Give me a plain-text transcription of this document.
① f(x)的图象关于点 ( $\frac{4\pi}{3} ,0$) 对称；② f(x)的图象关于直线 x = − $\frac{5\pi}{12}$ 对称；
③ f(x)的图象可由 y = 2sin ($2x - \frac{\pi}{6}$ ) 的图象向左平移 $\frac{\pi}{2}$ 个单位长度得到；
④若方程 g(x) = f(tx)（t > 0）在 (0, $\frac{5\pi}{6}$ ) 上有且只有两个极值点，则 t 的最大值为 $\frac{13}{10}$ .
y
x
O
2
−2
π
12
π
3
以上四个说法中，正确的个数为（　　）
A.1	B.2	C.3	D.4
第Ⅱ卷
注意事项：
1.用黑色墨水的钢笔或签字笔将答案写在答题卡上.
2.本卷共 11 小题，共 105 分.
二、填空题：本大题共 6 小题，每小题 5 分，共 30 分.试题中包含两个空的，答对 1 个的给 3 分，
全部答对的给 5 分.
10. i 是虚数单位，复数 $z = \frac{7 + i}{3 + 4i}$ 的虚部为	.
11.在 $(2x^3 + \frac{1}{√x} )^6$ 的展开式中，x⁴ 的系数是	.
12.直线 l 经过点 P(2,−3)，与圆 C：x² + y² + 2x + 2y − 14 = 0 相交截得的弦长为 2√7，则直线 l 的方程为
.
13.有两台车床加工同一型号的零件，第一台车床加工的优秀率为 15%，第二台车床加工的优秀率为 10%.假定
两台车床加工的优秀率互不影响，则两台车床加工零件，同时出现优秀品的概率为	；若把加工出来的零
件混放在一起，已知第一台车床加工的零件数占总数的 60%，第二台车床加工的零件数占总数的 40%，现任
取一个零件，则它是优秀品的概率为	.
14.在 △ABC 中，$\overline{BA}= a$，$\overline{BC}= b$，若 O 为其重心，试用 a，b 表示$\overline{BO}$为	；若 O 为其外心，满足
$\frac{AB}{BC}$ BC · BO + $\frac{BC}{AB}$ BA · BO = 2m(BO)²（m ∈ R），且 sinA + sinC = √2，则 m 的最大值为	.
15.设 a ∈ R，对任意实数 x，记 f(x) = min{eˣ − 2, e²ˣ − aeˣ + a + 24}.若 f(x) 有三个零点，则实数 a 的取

Directions for this task
Copy every record exactly as presented.

Task answer
Give me a plain-text transcription of this document.
① f(x)的图象关于点 ( $\frac{4\pi}{3} ,0$) 对称；② f(x)的图象关于直线 x = − $\frac{5\pi}{12}$ 对称；
③ f(x)的图象可由 y = 2sin ($2x - \frac{\pi}{6}$ ) 的图象向左平移 $\frac{\pi}{2}$ 个单位长度得到；
④若方程 g(x) = f(tx)（t > 0）在 (0, $\frac{5\pi}{6}$ ) 上有且只有两个极值点，则 t 的最大值为 $\frac{13}{10}$ .
y
x
O
2
−2
π
12
π
3
以上四个说法中，正确的个数为（　　）
A.1	B.2	C.3	D.4
第Ⅱ卷
注意事项：
1.用黑色墨水的钢笔或签字笔将答案写在答题卡上.
2.本卷共 11 小题，共 105 分.
二、填空题：本大题共 6 小题，每小题 5 分，共 30 分.试题中包含两个空的，答对 1 个的给 3 分，
全部答对的给 5 分.
10. i 是虚数单位，复数 $z = \frac{7 + i}{3 + 4i}$ 的虚部为	.
11.在 $(2x^3 + \frac{1}{√x} )^6$ 的展开式中，x⁴ 的系数是	.
12.直线 l 经过点 P(2,−3)，与圆 C：x² + y² + 2x + 2y − 14 = 0 相交截得的弦长为 2√7，则直线 l 的方程为
.
13.有两台车床加工同一型号的零件，第一台车床加工的优秀率为 15%，第二台车床加工的优秀率为 10%.假定
两台车床加工的优秀率互不影响，则两台车床加工零件，同时出现优秀品的概率为	；若把加工出来的零
件混放在一起，已知第一台车床加工的零件数占总数的 60%，第二台车床加工的零件数占总数的 40%，现任
取一个零件，则它是优秀品的概率为	.
14.在 △ABC 中，$\overline{BA}= a$，$\overline{BC}= b$，若 O 为其重心，试用 a，b 表示$\overline{BO}$为	；若 O 为其外心，满足
$\frac{AB}{BC}$ BC · BO + $\frac{BC}{AB}$ BA · BO = 2m(BO)²（m ∈ R），且 sinA + sinC = √2，则 m 的最大值为	.
15.设 a ∈ R，对任意实数 x，记 f(x) = min{eˣ − 2, e²ˣ − aeˣ + a + 24}.若 f(x) 有三个零点，则实数 a 的取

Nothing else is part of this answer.